> REQUEST: Locate all lines in the data below that hold "name" and show them.

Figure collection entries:
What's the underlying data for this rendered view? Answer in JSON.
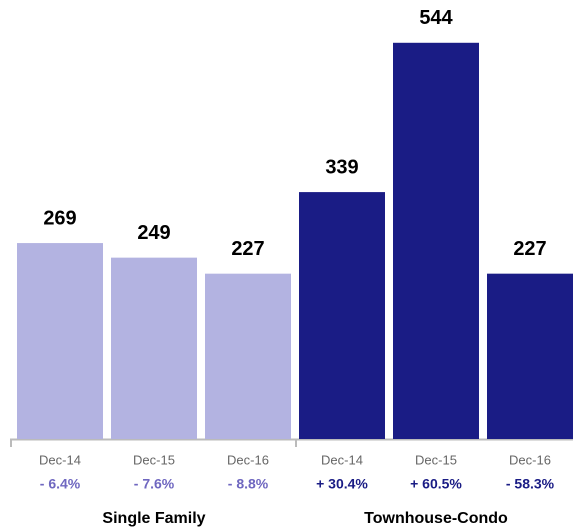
{
  "chart_data": {
    "type": "bar",
    "ylim": [
      0,
      600
    ],
    "groups": [
      {
        "name": "Single Family",
        "color": "#b3b3e1",
        "label_color": "#6f67c0",
        "categories": [
          "Dec-14",
          "Dec-15",
          "Dec-16"
        ],
        "values": [
          269,
          249,
          227
        ],
        "change_labels": [
          "- 6.4%",
          "- 7.6%",
          "- 8.8%"
        ]
      },
      {
        "name": "Townhouse-Condo",
        "color": "#1a1c85",
        "label_color": "#1a1c85",
        "categories": [
          "Dec-14",
          "Dec-15",
          "Dec-16"
        ],
        "values": [
          339,
          544,
          227
        ],
        "change_labels": [
          "+ 30.4%",
          "+ 60.5%",
          "- 58.3%"
        ]
      }
    ]
  }
}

> WRITTEN SOLUTION:
        "name": "Single Family",
        "name": "Townhouse-Condo",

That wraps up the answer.